(Data extracted from a collection)
--- --- ---

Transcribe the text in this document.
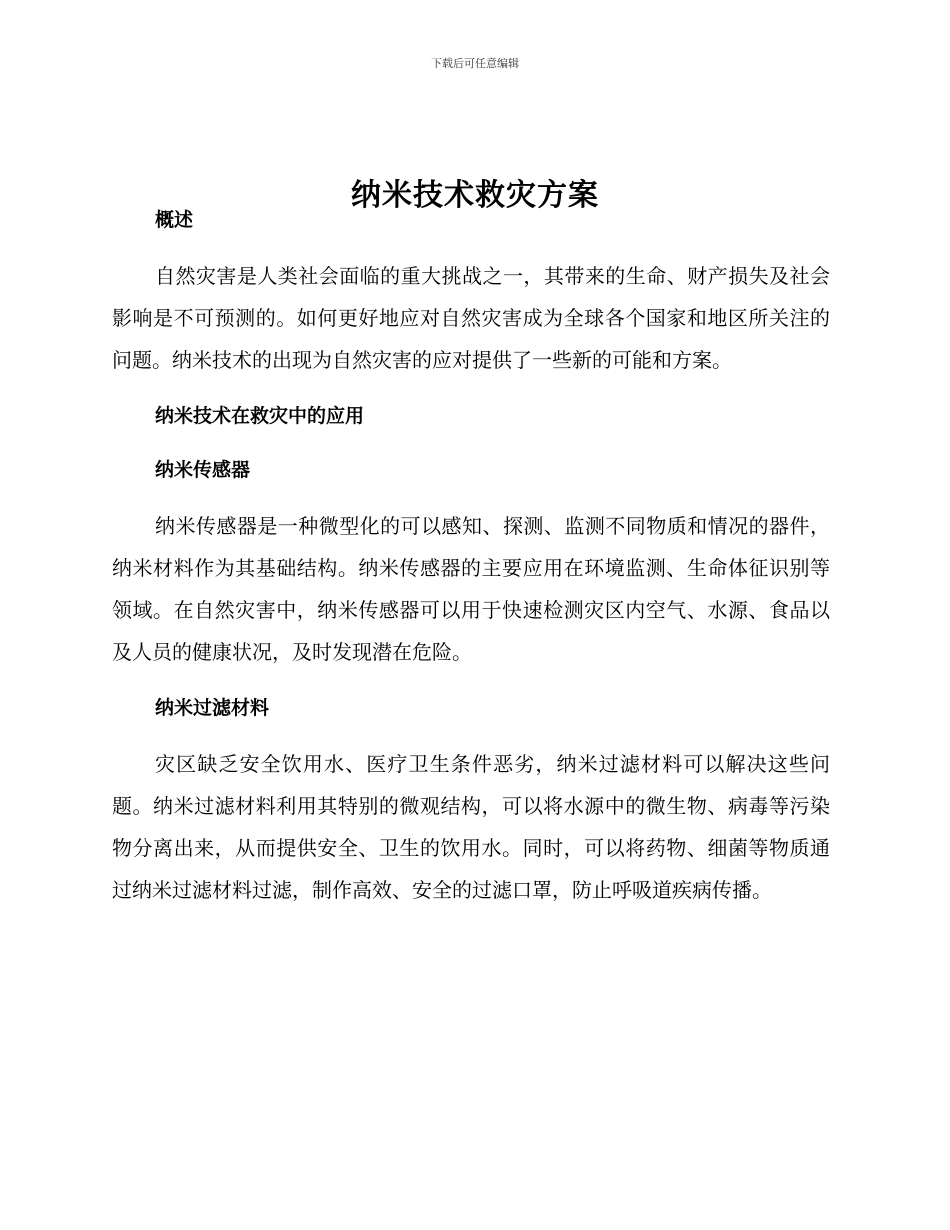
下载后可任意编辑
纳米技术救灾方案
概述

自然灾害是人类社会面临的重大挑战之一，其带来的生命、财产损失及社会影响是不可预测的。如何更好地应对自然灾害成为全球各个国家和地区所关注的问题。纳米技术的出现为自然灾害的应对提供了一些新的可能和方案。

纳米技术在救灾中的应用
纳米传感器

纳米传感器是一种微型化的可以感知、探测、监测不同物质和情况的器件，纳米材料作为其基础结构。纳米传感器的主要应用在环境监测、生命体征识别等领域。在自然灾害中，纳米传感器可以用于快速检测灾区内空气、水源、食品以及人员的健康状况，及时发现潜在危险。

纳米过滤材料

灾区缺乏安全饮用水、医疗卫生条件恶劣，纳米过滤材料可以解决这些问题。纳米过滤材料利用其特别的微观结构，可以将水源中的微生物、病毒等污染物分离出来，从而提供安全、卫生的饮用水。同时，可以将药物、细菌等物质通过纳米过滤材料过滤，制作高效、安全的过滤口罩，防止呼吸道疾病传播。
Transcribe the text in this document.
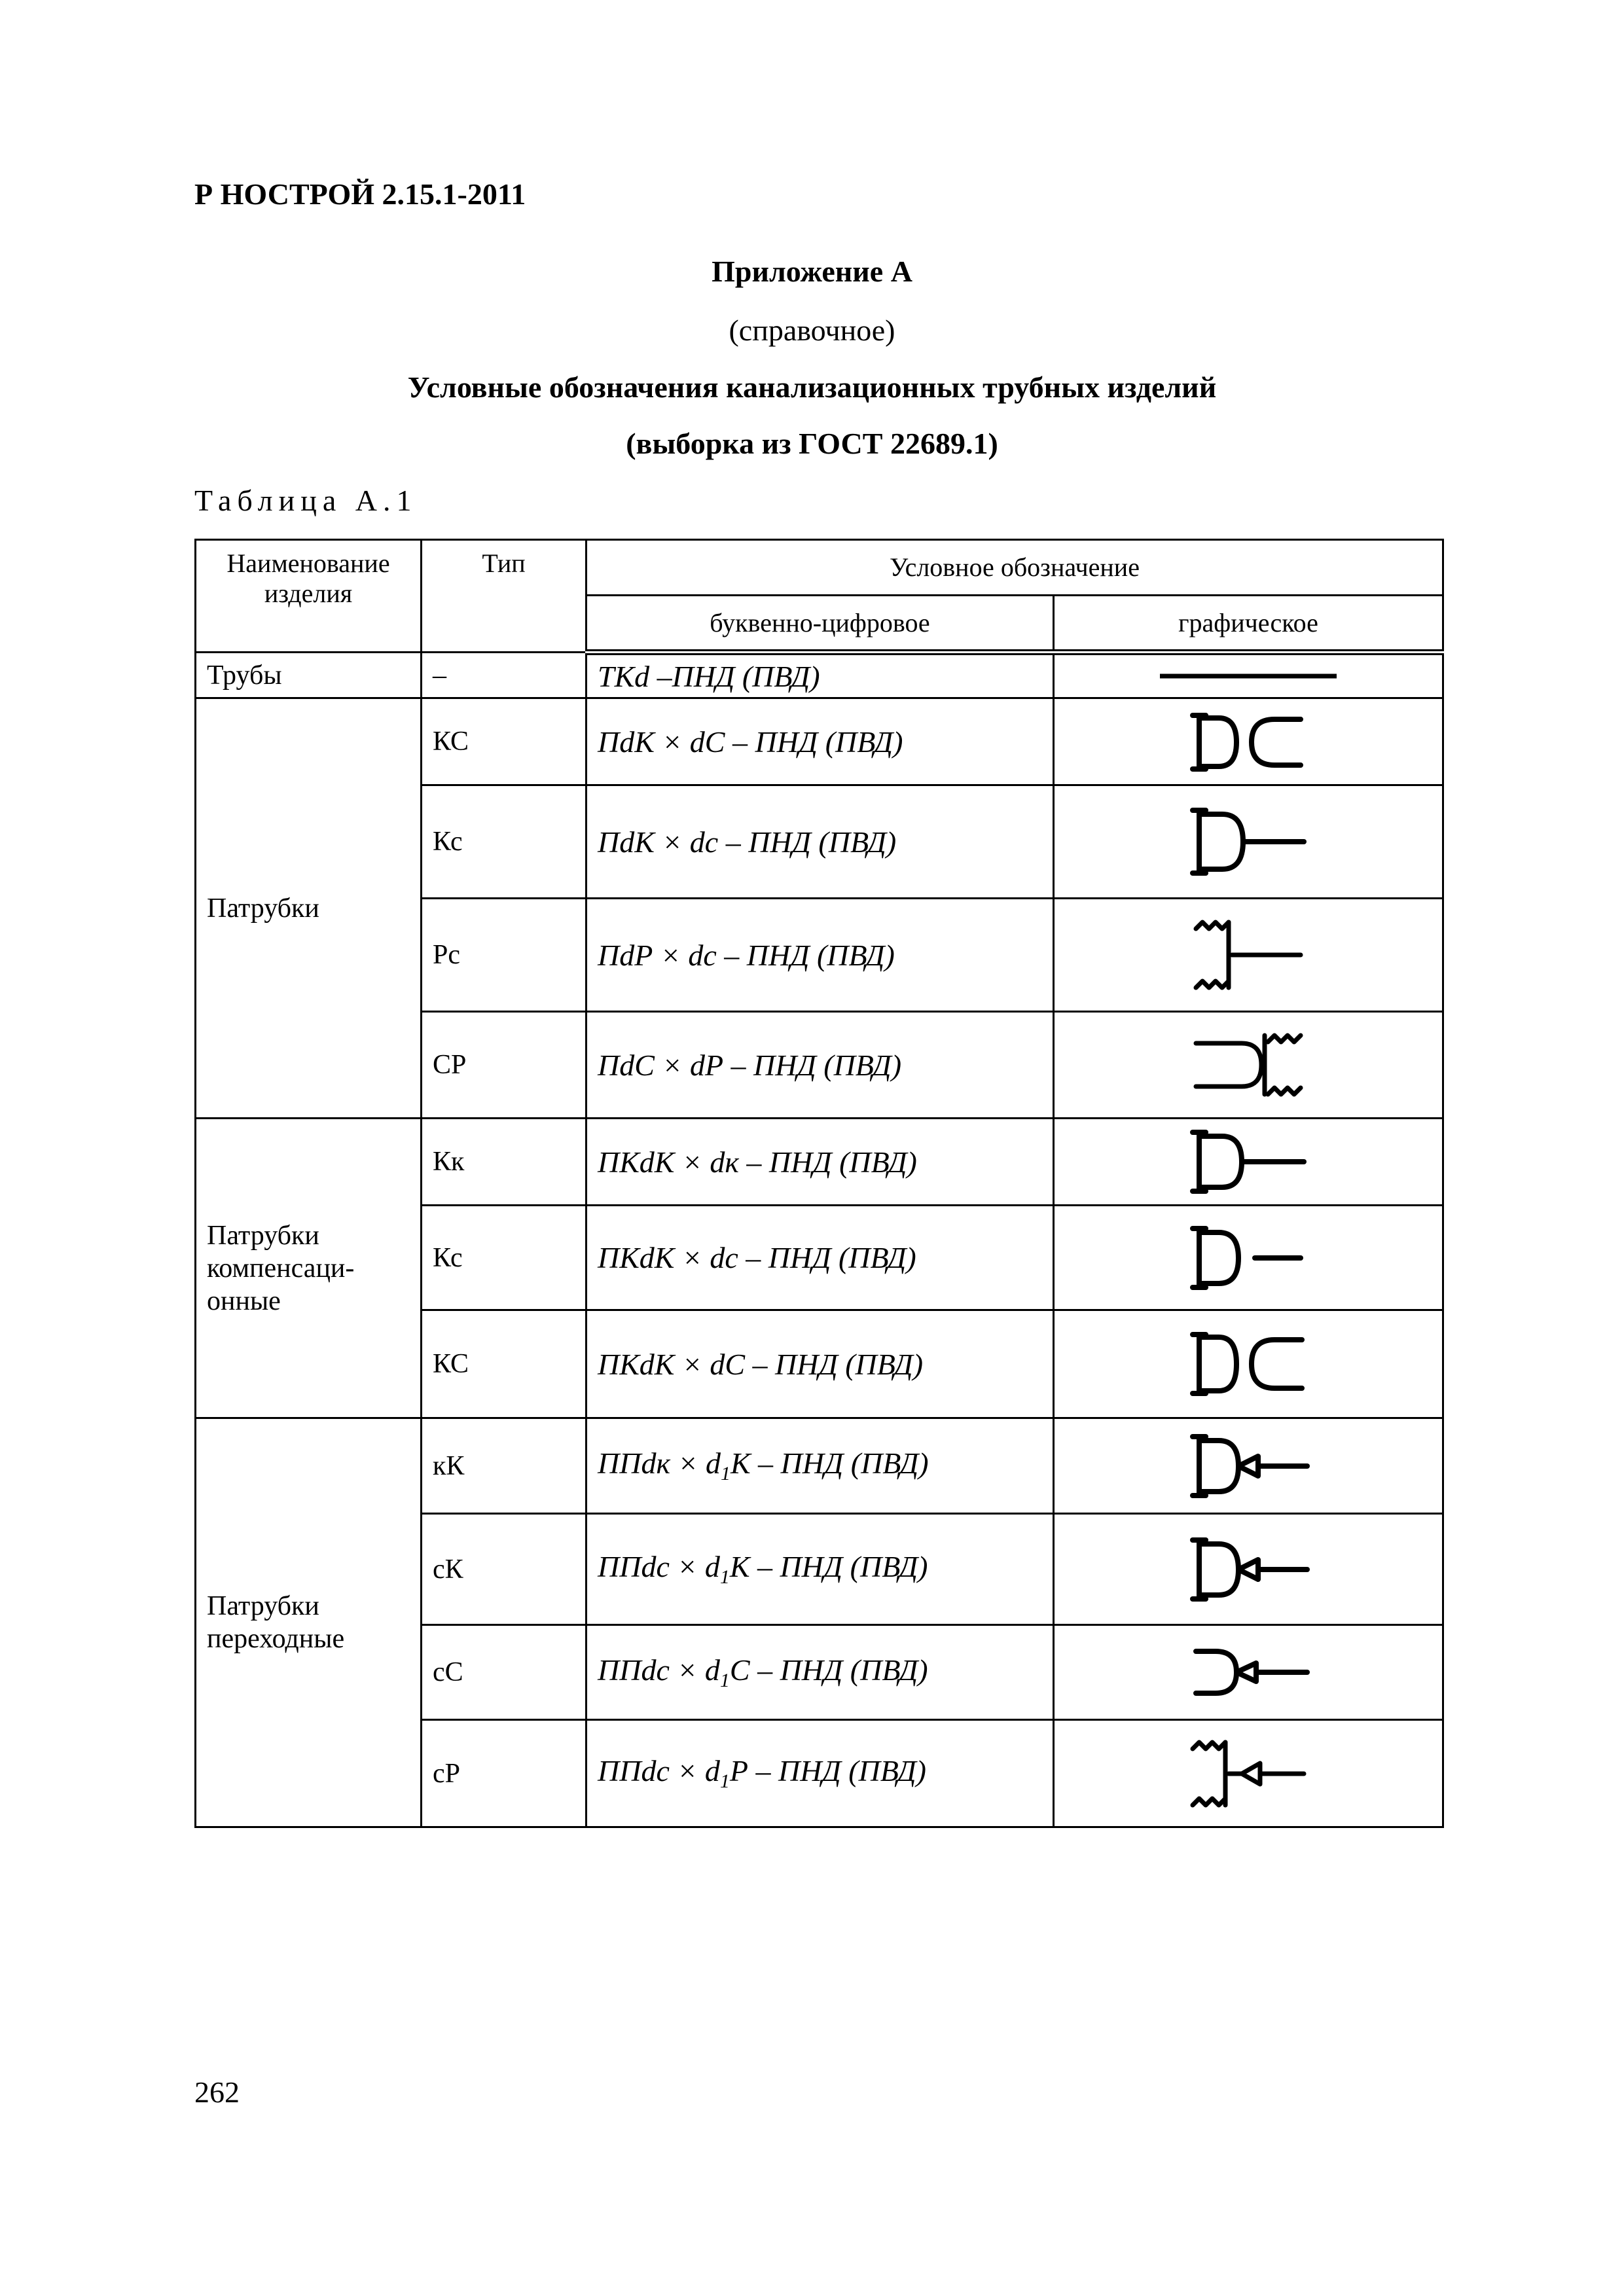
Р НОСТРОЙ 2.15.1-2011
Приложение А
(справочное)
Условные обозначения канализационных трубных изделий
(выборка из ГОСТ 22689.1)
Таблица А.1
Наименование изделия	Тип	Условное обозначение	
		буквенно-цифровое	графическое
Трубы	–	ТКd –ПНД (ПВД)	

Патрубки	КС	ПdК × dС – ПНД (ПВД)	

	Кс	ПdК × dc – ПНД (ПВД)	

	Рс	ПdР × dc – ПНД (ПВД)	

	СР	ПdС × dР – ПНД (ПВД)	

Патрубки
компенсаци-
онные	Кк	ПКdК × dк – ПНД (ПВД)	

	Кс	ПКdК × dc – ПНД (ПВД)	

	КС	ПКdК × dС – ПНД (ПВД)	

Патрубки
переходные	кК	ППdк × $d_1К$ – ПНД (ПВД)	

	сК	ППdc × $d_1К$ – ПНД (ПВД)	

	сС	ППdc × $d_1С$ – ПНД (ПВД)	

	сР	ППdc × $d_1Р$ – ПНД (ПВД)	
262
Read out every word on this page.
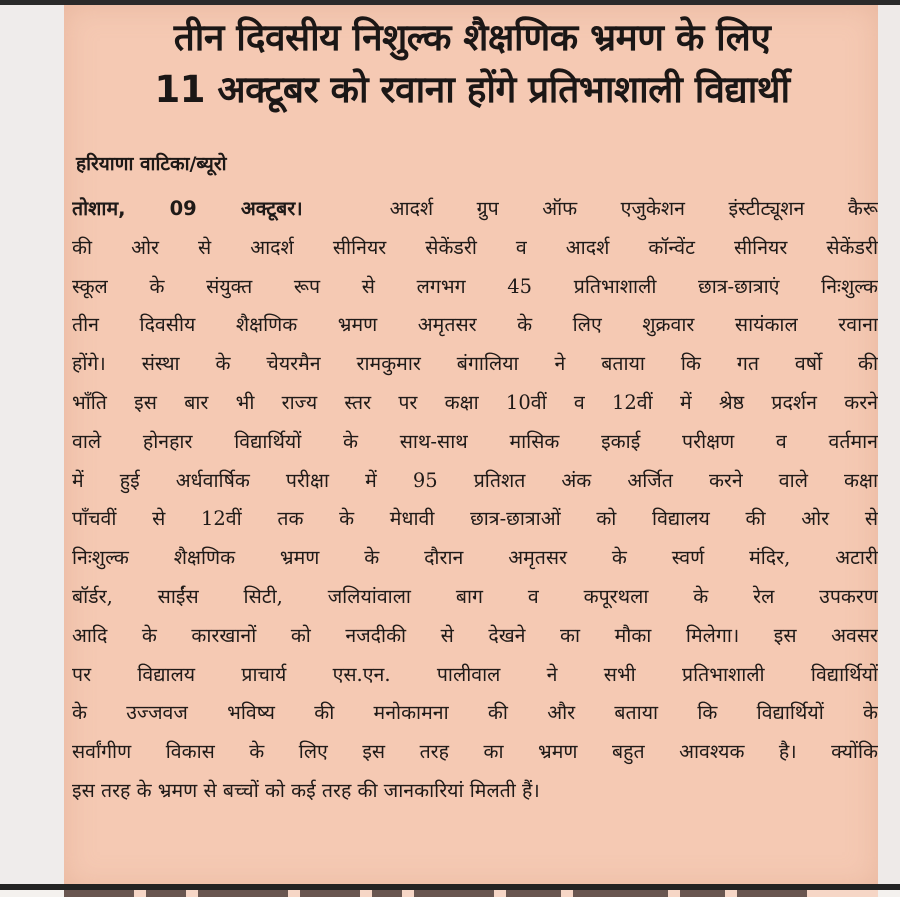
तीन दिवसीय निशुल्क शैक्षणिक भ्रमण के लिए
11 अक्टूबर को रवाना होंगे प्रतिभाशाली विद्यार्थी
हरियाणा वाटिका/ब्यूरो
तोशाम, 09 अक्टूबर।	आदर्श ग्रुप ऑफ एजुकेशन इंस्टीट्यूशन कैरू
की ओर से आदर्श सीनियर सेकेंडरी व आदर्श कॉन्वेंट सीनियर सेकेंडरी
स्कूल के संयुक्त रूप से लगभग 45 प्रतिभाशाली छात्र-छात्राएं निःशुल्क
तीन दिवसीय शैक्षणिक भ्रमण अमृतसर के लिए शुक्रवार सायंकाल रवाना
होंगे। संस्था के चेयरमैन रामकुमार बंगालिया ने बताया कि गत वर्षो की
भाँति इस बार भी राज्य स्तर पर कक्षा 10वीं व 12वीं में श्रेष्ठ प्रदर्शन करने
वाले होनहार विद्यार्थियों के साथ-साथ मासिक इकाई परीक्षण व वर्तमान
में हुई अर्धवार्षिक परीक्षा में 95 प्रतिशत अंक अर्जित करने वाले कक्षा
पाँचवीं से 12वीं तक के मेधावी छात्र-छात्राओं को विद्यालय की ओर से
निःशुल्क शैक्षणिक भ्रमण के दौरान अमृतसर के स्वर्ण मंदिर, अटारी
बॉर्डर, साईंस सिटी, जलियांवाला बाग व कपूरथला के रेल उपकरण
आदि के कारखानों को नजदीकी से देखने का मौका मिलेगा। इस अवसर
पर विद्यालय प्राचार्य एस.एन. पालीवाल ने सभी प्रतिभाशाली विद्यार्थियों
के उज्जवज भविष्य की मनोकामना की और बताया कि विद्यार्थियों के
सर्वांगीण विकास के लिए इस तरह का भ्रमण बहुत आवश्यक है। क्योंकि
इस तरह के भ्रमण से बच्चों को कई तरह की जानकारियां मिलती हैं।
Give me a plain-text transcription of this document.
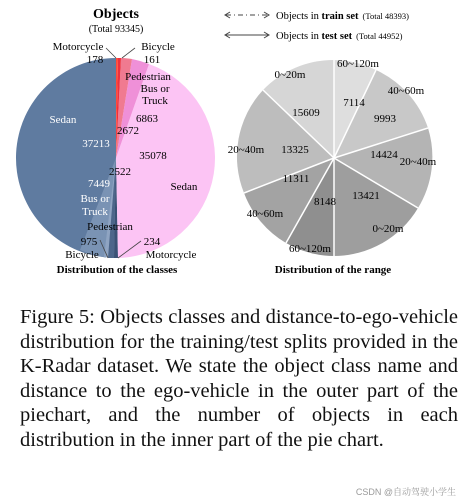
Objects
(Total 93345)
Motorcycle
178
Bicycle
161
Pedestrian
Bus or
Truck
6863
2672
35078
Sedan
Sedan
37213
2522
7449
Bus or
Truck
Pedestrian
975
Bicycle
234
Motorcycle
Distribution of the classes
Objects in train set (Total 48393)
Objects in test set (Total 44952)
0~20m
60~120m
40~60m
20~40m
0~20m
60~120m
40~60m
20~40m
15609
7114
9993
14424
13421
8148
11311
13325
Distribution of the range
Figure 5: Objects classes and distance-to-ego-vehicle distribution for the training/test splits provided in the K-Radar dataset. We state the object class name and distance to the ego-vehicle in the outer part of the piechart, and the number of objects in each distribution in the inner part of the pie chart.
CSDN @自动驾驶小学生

--- --- ---

■ Instructions to follow
Print the whole listing above once more, word for word, without its pictures.

■ The output
Transcribe the text in this document.
下载后可任意编辑
纳米技术救灾方案
概述

自然灾害是人类社会面临的重大挑战之一，其带来的生命、财产损失及社会影响是不可预测的。如何更好地应对自然灾害成为全球各个国家和地区所关注的问题。纳米技术的出现为自然灾害的应对提供了一些新的可能和方案。

纳米技术在救灾中的应用
纳米传感器

纳米传感器是一种微型化的可以感知、探测、监测不同物质和情况的器件，纳米材料作为其基础结构。纳米传感器的主要应用在环境监测、生命体征识别等领域。在自然灾害中，纳米传感器可以用于快速检测灾区内空气、水源、食品以及人员的健康状况，及时发现潜在危险。

纳米过滤材料

灾区缺乏安全饮用水、医疗卫生条件恶劣，纳米过滤材料可以解决这些问题。纳米过滤材料利用其特别的微观结构，可以将水源中的微生物、病毒等污染物分离出来，从而提供安全、卫生的饮用水。同时，可以将药物、细菌等物质通过纳米过滤材料过滤，制作高效、安全的过滤口罩，防止呼吸道疾病传播。
Transcribe the text in this document.
Р НОСТРОЙ 2.15.1-2011
Приложение А
(справочное)
Условные обозначения канализационных трубных изделий
(выборка из ГОСТ 22689.1)
Таблица А.1
Наименование изделия	Тип	Условное обозначение	
		буквенно-цифровое	графическое
Трубы	–	ТКd –ПНД (ПВД)	

Патрубки	КС	ПdК × dС – ПНД (ПВД)	

	Кс	ПdК × dc – ПНД (ПВД)	

	Рс	ПdР × dc – ПНД (ПВД)	

	СР	ПdС × dР – ПНД (ПВД)	

Патрубки
компенсаци-
онные	Кк	ПКdК × dк – ПНД (ПВД)	

	Кс	ПКdК × dc – ПНД (ПВД)	

	КС	ПКdК × dС – ПНД (ПВД)	

Патрубки
переходные	кК	ППdк × $d_1К$ – ПНД (ПВД)	

	сК	ППdc × $d_1К$ – ПНД (ПВД)	

	сС	ППdc × $d_1С$ – ПНД (ПВД)	

	сР	ППdc × $d_1Р$ – ПНД (ПВД)	
262
Read out every word on this page.
तीन दिवसीय निशुल्क शैक्षणिक भ्रमण के लिए
11 अक्टूबर को रवाना होंगे प्रतिभाशाली विद्यार्थी
हरियाणा वाटिका/ब्यूरो
तोशाम, 09 अक्टूबर।	आदर्श ग्रुप ऑफ एजुकेशन इंस्टीट्यूशन कैरू
की ओर से आदर्श सीनियर सेकेंडरी व आदर्श कॉन्वेंट सीनियर सेकेंडरी
स्कूल के संयुक्त रूप से लगभग 45 प्रतिभाशाली छात्र-छात्राएं निःशुल्क
तीन दिवसीय शैक्षणिक भ्रमण अमृतसर के लिए शुक्रवार सायंकाल रवाना
होंगे। संस्था के चेयरमैन रामकुमार बंगालिया ने बताया कि गत वर्षो की
भाँति इस बार भी राज्य स्तर पर कक्षा 10वीं व 12वीं में श्रेष्ठ प्रदर्शन करने
वाले होनहार विद्यार्थियों के साथ-साथ मासिक इकाई परीक्षण व वर्तमान
में हुई अर्धवार्षिक परीक्षा में 95 प्रतिशत अंक अर्जित करने वाले कक्षा
पाँचवीं से 12वीं तक के मेधावी छात्र-छात्राओं को विद्यालय की ओर से
निःशुल्क शैक्षणिक भ्रमण के दौरान अमृतसर के स्वर्ण मंदिर, अटारी
बॉर्डर, साईंस सिटी, जलियांवाला बाग व कपूरथला के रेल उपकरण
आदि के कारखानों को नजदीकी से देखने का मौका मिलेगा। इस अवसर
पर विद्यालय प्राचार्य एस.एन. पालीवाल ने सभी प्रतिभाशाली विद्यार्थियों
के उज्जवज भविष्य की मनोकामना की और बताया कि विद्यार्थियों के
सर्वांगीण विकास के लिए इस तरह का भ्रमण बहुत आवश्यक है। क्योंकि
इस तरह के भ्रमण से बच्चों को कई तरह की जानकारियां मिलती हैं।
Give me a plain-text transcription of this document.
Objects
(Total 93345)
Motorcycle
178
Bicycle
161
Pedestrian
Bus or
Truck
6863
2672
35078
Sedan
Sedan
37213
2522
7449
Bus or
Truck
Pedestrian
975
Bicycle
234
Motorcycle
Distribution of the classes
Objects in train set (Total 48393)
Objects in test set (Total 44952)
0~20m
60~120m
40~60m
20~40m
0~20m
60~120m
40~60m
20~40m
15609
7114
9993
14424
13421
8148
11311
13325
Distribution of the range
Figure 5: Objects classes and distance-to-ego-vehicle distribution for the training/test splits provided in the K-Radar dataset. We state the object class name and distance to the ego-vehicle in the outer part of the piechart, and the number of objects in each distribution in the inner part of the pie chart.
CSDN @自动驾驶小学生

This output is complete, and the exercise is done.